* [DATASET ROWS]
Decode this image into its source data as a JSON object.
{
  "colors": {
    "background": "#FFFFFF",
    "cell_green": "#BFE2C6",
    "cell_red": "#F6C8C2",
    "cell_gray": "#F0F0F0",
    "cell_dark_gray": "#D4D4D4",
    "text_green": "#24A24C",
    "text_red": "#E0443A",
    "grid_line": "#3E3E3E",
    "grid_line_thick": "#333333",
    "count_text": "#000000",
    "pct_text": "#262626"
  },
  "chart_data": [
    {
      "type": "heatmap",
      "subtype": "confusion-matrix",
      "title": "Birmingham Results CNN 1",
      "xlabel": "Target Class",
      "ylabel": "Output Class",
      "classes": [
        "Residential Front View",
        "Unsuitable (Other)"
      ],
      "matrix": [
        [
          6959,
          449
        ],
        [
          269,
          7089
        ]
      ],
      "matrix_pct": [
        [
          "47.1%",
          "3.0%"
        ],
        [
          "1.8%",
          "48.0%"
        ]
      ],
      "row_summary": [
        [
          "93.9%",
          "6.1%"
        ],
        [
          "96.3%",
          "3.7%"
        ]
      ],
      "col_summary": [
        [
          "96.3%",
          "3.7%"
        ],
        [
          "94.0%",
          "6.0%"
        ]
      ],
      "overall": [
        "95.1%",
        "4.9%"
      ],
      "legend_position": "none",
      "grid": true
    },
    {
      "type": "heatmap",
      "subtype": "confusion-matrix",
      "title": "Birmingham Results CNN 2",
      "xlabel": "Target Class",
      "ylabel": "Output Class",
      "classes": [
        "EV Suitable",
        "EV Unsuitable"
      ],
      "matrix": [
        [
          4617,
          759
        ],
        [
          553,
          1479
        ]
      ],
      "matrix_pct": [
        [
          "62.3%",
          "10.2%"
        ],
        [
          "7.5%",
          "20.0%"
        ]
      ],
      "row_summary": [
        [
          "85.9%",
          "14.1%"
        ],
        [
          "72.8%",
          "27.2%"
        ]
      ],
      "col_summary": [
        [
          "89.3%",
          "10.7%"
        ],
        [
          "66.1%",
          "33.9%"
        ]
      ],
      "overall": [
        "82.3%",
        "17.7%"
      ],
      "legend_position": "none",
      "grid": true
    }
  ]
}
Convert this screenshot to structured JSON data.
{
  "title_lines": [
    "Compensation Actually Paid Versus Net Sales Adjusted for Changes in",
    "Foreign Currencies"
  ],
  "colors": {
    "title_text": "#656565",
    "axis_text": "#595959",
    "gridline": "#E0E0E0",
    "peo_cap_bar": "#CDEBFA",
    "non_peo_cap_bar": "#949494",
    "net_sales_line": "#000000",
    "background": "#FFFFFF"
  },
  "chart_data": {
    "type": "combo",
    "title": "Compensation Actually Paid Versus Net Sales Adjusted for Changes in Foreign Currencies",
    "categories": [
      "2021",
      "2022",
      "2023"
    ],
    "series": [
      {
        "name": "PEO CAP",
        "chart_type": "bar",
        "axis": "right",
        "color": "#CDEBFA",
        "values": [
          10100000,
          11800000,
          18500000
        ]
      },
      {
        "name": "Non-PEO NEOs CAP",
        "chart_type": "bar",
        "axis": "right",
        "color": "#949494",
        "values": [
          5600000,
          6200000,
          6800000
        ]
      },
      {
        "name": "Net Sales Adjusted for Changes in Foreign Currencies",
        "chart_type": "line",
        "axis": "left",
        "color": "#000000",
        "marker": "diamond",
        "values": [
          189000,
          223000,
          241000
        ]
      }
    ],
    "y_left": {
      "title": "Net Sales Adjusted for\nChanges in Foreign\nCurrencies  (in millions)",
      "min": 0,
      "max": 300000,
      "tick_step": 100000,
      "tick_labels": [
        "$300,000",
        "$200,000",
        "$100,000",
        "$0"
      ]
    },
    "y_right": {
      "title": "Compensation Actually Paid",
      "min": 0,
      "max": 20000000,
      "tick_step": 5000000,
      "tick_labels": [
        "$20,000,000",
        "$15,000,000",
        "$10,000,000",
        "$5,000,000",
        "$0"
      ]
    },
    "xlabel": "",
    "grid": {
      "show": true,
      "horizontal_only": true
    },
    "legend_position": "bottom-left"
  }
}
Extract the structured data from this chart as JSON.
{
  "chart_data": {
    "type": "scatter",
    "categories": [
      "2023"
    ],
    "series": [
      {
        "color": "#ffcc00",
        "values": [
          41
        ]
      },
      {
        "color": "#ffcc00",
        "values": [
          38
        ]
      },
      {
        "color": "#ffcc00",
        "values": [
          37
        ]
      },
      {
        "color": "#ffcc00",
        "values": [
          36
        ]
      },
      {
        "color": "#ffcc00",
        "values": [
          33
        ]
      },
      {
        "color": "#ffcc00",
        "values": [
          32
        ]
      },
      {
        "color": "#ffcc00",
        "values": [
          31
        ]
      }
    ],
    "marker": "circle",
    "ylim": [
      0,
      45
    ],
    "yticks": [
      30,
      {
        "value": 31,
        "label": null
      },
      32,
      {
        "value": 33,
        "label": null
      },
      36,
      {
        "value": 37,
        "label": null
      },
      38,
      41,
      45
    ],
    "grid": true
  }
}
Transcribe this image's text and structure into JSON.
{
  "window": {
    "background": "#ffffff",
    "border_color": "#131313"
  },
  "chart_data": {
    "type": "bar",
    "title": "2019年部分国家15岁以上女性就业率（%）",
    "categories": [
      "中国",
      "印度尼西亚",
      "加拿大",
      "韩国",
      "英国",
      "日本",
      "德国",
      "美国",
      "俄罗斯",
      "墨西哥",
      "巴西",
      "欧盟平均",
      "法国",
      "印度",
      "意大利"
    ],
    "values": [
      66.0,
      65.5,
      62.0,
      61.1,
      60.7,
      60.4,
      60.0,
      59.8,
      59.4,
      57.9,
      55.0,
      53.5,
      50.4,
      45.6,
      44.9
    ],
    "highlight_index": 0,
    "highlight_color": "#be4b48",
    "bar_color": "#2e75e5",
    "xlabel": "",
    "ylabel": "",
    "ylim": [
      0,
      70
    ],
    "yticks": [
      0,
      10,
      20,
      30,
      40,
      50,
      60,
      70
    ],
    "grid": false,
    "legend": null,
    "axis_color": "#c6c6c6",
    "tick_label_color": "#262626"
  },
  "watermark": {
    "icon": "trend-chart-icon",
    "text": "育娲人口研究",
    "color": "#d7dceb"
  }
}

* [GIVEN INSTRUCTION] Take the line that contains "Transcribe this image's" and every line after it through the end of the listing above, and repeat them exactly.

* [ANSWER]
Transcribe this image's text and structure into JSON.
{
  "window": {
    "background": "#ffffff",
    "border_color": "#131313"
  },
  "chart_data": {
    "type": "bar",
    "title": "2019年部分国家15岁以上女性就业率（%）",
    "categories": [
      "中国",
      "印度尼西亚",
      "加拿大",
      "韩国",
      "英国",
      "日本",
      "德国",
      "美国",
      "俄罗斯",
      "墨西哥",
      "巴西",
      "欧盟平均",
      "法国",
      "印度",
      "意大利"
    ],
    "values": [
      66.0,
      65.5,
      62.0,
      61.1,
      60.7,
      60.4,
      60.0,
      59.8,
      59.4,
      57.9,
      55.0,
      53.5,
      50.4,
      45.6,
      44.9
    ],
    "highlight_index": 0,
    "highlight_color": "#be4b48",
    "bar_color": "#2e75e5",
    "xlabel": "",
    "ylabel": "",
    "ylim": [
      0,
      70
    ],
    "yticks": [
      0,
      10,
      20,
      30,
      40,
      50,
      60,
      70
    ],
    "grid": false,
    "legend": null,
    "axis_color": "#c6c6c6",
    "tick_label_color": "#262626"
  },
  "watermark": {
    "icon": "trend-chart-icon",
    "text": "育娲人口研究",
    "color": "#d7dceb"
  }
}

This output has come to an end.